> **Exercise brief**
Write out the data below in full, unchanged, minus the images.

Data listing
** Begin **

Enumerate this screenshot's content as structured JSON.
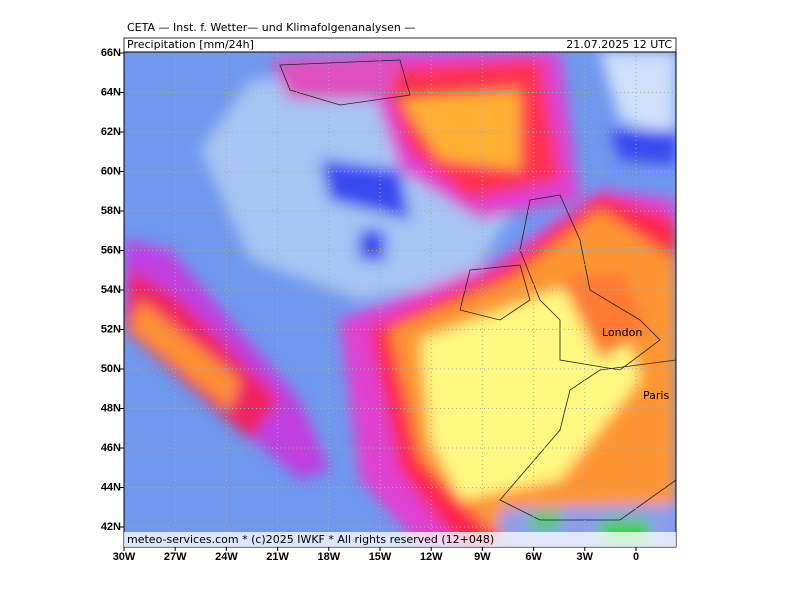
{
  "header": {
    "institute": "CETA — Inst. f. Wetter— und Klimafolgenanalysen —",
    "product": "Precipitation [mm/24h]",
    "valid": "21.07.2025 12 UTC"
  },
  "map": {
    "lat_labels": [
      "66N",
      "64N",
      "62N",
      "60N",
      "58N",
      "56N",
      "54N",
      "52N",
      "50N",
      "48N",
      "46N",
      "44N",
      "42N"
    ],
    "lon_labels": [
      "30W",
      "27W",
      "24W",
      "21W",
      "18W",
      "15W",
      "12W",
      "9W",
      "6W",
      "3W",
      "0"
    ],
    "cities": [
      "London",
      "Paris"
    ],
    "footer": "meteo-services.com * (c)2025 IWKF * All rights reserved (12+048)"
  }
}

** End **

> **Full solution**
Enumerate this screenshot's content as structured JSON.
{
  "header": {
    "institute": "CETA — Inst. f. Wetter— und Klimafolgenanalysen —",
    "product": "Precipitation [mm/24h]",
    "valid": "21.07.2025 12 UTC"
  },
  "map": {
    "lat_labels": [
      "66N",
      "64N",
      "62N",
      "60N",
      "58N",
      "56N",
      "54N",
      "52N",
      "50N",
      "48N",
      "46N",
      "44N",
      "42N"
    ],
    "lon_labels": [
      "30W",
      "27W",
      "24W",
      "21W",
      "18W",
      "15W",
      "12W",
      "9W",
      "6W",
      "3W",
      "0"
    ],
    "cities": [
      "London",
      "Paris"
    ],
    "footer": "meteo-services.com * (c)2025 IWKF * All rights reserved (12+048)"
  }
}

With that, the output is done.